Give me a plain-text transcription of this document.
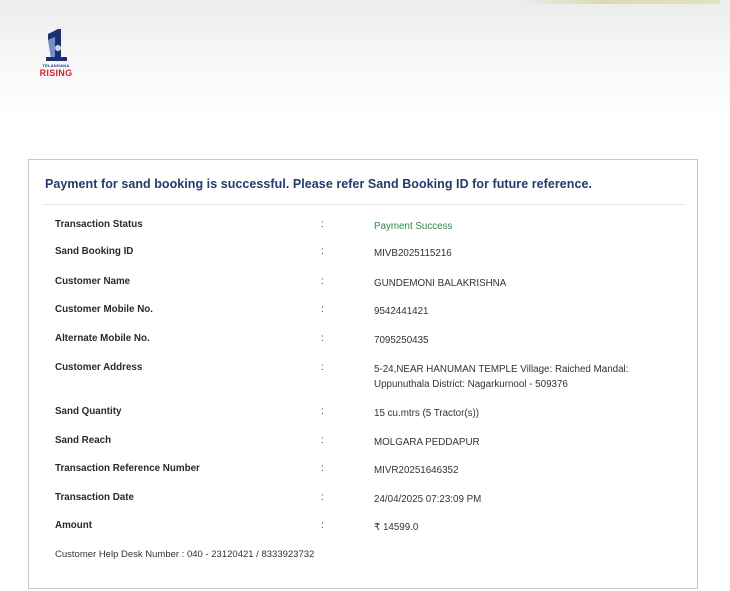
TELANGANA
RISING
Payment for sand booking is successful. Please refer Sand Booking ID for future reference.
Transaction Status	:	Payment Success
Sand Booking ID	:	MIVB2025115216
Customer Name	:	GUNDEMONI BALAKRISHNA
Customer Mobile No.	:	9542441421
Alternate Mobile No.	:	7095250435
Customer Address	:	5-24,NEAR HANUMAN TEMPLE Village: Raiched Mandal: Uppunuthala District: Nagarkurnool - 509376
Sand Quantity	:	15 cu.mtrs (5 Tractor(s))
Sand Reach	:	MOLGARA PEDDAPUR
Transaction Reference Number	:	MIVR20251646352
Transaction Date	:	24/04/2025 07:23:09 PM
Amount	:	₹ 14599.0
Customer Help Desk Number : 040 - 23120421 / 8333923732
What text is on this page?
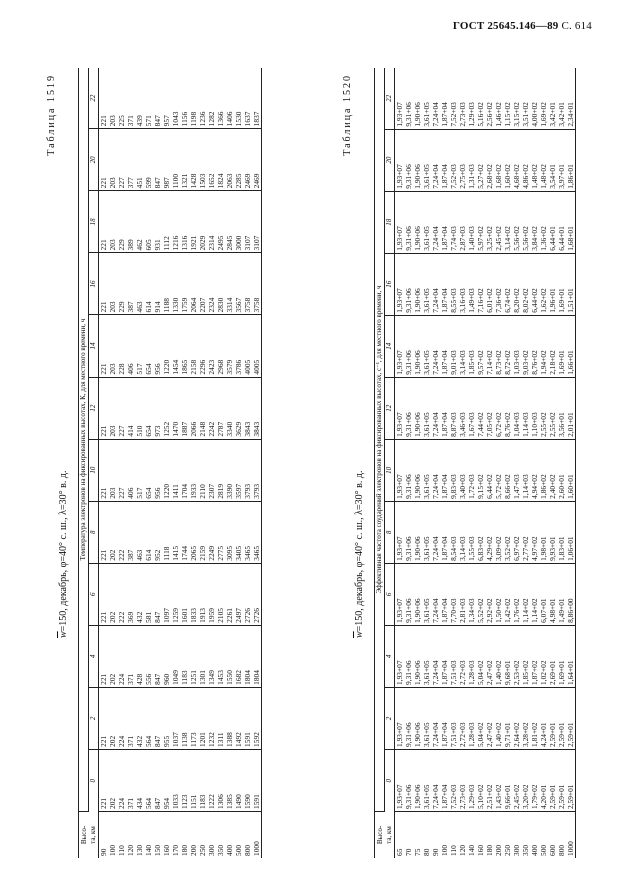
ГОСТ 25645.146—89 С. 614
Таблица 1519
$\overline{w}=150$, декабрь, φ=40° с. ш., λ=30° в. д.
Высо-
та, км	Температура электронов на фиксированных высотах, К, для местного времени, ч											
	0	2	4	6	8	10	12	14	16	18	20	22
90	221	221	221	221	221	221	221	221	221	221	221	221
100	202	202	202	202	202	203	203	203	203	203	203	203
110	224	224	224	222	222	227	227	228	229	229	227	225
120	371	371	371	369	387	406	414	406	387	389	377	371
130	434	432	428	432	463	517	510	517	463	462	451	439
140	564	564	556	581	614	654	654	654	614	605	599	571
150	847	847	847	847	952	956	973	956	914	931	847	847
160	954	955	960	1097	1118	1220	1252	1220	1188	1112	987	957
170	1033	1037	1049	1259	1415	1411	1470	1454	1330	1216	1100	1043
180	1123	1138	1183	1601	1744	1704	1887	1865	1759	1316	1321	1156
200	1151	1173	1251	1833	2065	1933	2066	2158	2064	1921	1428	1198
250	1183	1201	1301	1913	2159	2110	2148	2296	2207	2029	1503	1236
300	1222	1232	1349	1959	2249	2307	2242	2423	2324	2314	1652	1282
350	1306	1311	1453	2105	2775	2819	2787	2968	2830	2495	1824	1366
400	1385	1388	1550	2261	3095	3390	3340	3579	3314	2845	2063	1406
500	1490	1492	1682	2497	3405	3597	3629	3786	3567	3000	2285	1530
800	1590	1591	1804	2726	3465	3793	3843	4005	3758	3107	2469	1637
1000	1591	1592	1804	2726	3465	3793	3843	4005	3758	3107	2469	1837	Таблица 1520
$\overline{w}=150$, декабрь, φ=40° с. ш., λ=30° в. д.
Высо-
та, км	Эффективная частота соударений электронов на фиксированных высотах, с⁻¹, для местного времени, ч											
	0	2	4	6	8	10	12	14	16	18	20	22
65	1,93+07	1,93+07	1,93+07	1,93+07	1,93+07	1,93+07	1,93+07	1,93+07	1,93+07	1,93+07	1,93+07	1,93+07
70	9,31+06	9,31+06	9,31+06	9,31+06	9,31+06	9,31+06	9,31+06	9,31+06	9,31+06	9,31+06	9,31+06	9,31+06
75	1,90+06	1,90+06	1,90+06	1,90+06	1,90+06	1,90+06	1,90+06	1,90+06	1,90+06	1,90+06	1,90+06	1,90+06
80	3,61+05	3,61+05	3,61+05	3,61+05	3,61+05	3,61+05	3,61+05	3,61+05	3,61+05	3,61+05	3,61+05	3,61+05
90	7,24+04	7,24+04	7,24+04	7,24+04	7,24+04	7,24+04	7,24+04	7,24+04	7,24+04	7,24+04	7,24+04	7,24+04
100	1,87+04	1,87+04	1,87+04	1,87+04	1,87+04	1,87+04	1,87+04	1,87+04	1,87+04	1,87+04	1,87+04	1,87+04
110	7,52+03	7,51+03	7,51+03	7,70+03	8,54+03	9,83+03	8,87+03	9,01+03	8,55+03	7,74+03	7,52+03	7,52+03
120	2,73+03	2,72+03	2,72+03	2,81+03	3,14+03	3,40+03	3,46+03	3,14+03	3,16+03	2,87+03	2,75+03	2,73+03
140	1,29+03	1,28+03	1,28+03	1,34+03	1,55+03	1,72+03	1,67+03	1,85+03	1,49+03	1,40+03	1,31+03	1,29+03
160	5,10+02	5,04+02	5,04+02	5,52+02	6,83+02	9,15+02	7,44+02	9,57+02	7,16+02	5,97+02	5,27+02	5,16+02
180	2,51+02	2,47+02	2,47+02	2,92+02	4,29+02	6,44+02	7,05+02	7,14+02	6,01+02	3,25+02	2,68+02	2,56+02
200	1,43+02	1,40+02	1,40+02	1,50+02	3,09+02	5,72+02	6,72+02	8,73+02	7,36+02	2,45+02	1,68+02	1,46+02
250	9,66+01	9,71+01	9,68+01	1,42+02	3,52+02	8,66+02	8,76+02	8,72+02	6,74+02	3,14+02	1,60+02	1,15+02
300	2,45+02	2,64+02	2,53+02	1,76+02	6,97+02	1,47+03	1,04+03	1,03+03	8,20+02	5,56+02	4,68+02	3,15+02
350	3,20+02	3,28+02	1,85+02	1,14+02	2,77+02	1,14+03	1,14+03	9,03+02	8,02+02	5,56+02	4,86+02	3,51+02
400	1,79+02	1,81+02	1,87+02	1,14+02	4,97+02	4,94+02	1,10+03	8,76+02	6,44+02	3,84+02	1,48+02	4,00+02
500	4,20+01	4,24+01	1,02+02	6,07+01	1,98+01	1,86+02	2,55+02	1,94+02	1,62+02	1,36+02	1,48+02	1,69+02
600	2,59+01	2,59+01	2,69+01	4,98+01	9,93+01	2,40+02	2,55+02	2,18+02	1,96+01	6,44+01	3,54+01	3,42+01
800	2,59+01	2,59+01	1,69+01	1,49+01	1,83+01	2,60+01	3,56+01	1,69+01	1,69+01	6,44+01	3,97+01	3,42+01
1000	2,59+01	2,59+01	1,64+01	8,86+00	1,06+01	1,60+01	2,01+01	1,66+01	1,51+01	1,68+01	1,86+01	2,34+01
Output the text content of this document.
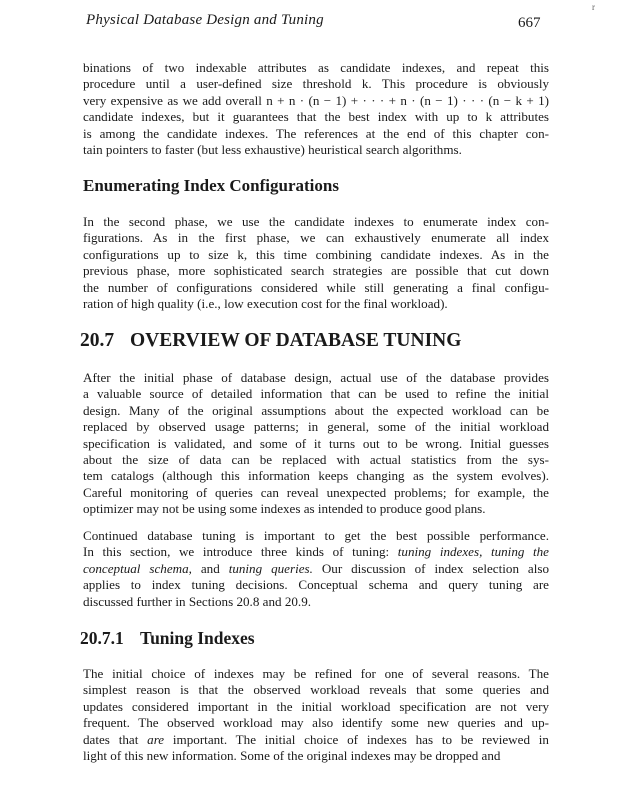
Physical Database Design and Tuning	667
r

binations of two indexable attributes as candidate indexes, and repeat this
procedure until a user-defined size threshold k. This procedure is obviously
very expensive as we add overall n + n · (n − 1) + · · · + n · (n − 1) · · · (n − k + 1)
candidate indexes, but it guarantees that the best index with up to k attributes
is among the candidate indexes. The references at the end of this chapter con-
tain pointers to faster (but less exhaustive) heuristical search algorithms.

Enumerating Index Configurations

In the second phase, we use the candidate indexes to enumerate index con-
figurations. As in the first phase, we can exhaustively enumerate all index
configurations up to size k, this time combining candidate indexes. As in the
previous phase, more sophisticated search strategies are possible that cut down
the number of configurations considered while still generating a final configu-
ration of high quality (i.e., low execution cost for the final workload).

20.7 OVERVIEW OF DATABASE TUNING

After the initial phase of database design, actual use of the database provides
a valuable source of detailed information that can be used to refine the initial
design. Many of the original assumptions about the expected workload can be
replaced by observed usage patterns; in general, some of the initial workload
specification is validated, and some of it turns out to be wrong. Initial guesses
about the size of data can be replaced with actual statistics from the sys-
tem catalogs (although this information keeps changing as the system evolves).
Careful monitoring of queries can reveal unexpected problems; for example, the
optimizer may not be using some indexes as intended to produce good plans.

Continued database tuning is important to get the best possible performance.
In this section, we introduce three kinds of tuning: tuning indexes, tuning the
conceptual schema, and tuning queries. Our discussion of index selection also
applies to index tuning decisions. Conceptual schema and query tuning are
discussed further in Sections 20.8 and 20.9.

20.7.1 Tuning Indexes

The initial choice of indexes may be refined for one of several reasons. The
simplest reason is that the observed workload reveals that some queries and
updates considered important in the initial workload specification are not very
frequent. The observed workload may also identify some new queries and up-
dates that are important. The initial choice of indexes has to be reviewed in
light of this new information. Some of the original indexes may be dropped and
==================================================
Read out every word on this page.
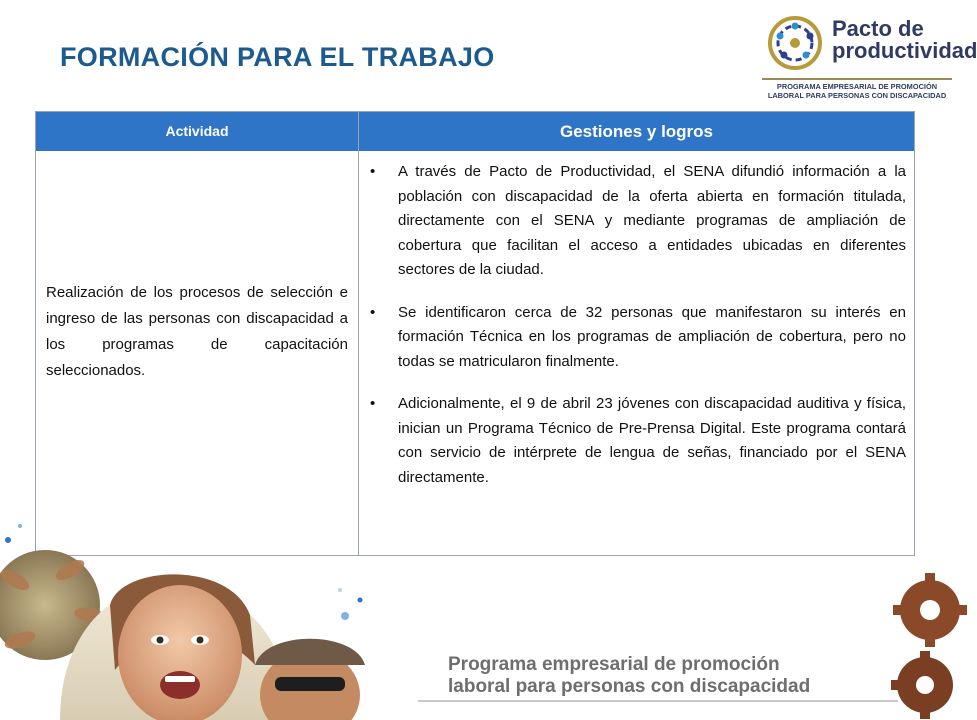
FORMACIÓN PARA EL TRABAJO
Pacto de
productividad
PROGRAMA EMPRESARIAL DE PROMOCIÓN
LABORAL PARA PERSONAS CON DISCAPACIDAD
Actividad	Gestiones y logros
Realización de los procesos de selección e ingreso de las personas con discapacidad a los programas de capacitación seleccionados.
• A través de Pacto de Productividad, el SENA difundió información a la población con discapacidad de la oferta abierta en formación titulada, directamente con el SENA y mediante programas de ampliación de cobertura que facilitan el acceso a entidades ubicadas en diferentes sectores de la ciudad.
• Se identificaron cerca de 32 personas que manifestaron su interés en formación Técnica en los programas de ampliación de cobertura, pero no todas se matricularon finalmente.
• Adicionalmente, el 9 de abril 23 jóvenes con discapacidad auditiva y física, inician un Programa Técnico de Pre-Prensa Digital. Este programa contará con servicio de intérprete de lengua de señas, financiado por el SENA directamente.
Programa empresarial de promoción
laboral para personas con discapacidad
==================================================
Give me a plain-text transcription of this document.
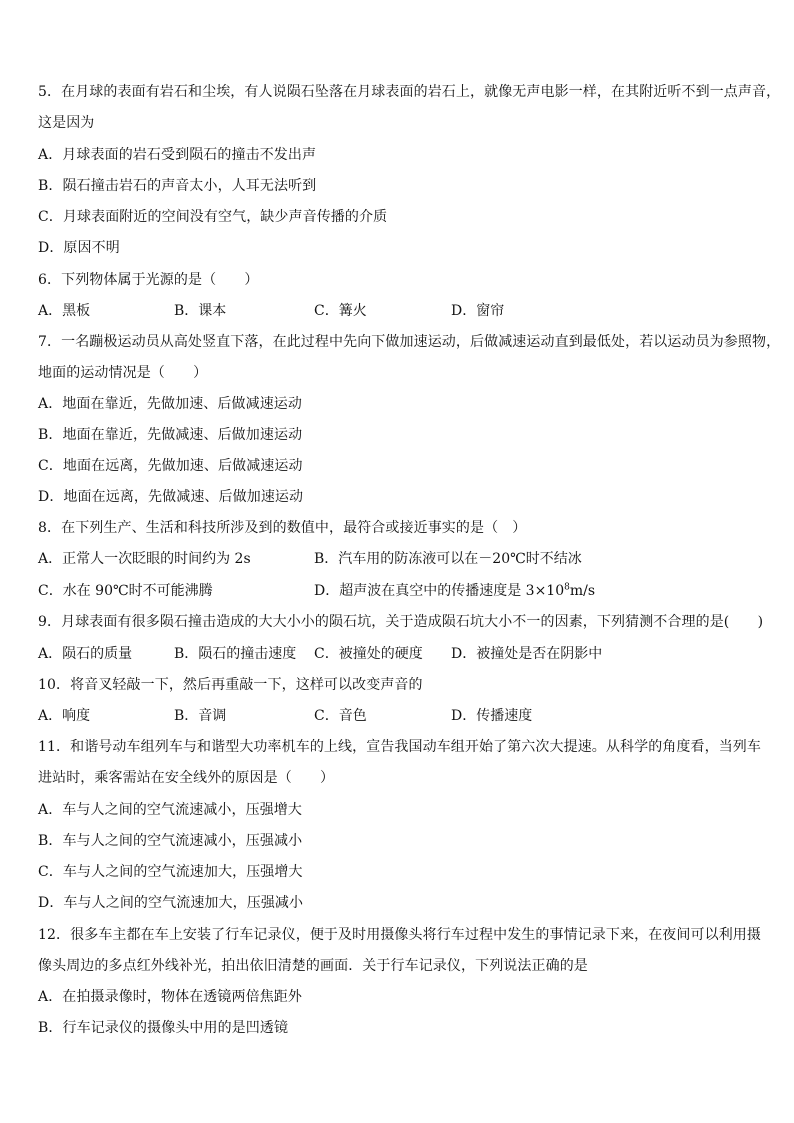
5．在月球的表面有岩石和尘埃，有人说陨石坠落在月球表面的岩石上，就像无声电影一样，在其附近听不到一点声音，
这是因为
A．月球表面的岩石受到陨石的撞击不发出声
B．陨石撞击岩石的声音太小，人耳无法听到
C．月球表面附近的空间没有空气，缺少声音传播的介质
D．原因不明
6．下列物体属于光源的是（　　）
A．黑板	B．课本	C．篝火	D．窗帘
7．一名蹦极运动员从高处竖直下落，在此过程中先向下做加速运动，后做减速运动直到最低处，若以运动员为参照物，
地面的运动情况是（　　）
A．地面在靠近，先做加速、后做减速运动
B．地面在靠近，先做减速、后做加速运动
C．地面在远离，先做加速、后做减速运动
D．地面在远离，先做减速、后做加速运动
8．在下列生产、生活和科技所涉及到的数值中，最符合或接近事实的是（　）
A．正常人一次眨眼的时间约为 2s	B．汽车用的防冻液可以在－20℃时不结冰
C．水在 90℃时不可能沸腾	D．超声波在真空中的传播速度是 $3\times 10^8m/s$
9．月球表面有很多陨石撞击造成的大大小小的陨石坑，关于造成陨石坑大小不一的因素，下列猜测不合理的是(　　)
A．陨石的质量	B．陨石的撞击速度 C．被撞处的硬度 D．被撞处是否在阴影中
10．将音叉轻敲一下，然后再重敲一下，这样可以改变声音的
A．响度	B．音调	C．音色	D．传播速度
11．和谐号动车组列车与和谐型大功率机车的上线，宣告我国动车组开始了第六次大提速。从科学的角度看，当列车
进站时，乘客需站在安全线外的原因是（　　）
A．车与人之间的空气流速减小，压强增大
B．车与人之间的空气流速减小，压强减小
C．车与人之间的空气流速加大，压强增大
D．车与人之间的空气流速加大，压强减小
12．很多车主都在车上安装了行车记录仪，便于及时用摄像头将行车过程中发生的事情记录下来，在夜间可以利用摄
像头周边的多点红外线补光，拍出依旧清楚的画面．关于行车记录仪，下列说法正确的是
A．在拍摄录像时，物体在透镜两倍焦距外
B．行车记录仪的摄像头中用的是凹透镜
==================================================
Written exercise - Search the listing for the string "地面在靠近". Copy each line where it turns up.

Expected answer -
A．地面在靠近，先做加速、后做减速运动
B．地面在靠近，先做减速、后做加速运动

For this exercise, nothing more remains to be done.